▸ **Task instructions**
Return each line of the listing that contains the string "Indicator".

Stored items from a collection
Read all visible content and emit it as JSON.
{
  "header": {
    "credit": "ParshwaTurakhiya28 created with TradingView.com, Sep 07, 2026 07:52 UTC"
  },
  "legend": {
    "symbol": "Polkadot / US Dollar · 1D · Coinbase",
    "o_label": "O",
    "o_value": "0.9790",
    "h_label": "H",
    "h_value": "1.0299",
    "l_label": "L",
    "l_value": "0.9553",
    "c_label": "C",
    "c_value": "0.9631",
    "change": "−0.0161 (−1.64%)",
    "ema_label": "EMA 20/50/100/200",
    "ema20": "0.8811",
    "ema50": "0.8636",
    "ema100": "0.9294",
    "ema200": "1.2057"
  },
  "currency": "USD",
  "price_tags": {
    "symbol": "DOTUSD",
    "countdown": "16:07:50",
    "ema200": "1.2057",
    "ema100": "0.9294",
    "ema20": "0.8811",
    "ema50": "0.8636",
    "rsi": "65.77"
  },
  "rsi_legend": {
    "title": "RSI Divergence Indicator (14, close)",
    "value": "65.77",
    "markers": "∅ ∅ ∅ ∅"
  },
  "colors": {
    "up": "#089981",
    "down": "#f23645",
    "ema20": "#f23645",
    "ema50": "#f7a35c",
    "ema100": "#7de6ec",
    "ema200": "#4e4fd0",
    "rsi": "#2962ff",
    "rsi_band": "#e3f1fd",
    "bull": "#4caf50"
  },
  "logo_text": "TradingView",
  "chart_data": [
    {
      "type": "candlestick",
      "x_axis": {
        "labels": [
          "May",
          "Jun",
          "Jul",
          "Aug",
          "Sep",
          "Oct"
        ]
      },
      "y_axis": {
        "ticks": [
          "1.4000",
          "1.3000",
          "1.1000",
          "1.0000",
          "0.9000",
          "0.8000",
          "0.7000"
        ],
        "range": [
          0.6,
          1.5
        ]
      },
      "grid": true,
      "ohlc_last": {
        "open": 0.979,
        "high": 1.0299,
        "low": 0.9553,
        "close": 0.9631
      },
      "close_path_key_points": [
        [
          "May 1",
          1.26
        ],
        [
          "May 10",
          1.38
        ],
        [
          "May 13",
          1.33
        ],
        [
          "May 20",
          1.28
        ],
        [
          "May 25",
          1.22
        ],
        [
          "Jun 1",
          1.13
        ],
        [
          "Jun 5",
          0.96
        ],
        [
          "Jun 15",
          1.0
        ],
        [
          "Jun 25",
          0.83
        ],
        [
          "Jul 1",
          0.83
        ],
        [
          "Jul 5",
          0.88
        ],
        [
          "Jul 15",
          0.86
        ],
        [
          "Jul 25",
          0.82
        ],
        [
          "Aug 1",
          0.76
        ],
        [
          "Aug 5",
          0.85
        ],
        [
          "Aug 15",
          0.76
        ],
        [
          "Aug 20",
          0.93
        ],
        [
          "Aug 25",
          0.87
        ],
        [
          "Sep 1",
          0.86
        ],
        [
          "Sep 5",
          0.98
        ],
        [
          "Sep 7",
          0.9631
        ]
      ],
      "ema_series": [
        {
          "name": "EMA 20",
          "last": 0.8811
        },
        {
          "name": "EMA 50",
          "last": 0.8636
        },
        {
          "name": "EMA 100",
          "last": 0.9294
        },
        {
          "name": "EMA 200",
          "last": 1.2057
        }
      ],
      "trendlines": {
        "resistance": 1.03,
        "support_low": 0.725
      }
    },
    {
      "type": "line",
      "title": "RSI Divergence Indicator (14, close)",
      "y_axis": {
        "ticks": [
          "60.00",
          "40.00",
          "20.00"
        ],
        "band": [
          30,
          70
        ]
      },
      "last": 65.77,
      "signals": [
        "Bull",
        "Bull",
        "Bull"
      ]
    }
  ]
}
==
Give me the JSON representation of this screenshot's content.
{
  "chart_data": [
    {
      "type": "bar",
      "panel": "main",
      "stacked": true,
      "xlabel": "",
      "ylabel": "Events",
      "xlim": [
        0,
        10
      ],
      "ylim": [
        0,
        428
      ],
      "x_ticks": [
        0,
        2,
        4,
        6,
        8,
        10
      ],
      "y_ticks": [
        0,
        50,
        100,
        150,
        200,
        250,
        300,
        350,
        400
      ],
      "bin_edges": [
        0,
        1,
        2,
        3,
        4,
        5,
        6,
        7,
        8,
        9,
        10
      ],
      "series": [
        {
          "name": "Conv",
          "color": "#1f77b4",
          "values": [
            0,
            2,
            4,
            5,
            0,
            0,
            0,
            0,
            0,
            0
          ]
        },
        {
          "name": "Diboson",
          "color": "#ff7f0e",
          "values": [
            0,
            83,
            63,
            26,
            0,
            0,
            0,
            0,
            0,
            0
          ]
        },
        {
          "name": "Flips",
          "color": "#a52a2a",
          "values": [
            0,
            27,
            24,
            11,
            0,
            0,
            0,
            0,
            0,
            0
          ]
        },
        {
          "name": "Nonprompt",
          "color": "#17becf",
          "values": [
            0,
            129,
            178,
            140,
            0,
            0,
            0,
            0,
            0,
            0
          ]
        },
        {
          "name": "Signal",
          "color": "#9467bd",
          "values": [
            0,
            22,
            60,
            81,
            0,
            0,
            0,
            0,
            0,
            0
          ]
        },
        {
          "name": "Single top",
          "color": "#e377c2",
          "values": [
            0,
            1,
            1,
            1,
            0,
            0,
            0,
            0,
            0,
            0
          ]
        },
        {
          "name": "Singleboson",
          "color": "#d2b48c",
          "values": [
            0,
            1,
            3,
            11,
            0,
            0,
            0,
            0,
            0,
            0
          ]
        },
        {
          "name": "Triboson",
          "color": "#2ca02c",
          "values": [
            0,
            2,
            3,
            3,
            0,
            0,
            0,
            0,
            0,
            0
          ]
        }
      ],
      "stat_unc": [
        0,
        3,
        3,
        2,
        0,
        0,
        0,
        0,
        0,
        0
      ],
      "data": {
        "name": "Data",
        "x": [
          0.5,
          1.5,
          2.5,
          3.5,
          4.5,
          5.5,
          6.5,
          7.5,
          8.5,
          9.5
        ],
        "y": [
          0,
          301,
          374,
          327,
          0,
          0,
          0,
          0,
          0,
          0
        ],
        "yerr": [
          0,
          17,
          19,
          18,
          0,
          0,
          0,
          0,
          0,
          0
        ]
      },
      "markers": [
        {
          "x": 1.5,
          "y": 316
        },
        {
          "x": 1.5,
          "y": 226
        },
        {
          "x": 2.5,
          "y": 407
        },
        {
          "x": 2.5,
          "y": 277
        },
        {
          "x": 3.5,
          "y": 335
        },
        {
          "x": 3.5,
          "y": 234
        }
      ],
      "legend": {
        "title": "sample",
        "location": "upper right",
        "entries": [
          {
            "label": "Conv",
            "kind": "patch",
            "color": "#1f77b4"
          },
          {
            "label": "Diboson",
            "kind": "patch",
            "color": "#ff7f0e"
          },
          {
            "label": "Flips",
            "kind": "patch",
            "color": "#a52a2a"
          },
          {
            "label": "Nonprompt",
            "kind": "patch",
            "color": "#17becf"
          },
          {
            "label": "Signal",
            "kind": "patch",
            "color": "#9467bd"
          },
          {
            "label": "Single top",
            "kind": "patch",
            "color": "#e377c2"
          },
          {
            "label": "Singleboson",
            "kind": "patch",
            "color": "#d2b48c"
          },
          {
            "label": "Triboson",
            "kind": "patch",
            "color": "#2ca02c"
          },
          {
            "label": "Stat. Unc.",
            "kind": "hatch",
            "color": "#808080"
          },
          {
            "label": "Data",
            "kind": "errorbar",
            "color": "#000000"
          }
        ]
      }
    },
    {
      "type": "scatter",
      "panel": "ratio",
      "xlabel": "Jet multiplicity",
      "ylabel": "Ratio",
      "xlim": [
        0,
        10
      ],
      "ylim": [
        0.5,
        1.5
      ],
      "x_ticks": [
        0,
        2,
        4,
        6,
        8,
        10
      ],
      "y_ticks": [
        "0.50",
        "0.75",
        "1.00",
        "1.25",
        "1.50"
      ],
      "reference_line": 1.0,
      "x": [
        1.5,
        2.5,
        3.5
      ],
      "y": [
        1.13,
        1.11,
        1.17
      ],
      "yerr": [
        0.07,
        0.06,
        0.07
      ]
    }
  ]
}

▸ **Expected output**
    "title": "RSI Divergence Indicator (14, close)",
      "title": "RSI Divergence Indicator (14, close)",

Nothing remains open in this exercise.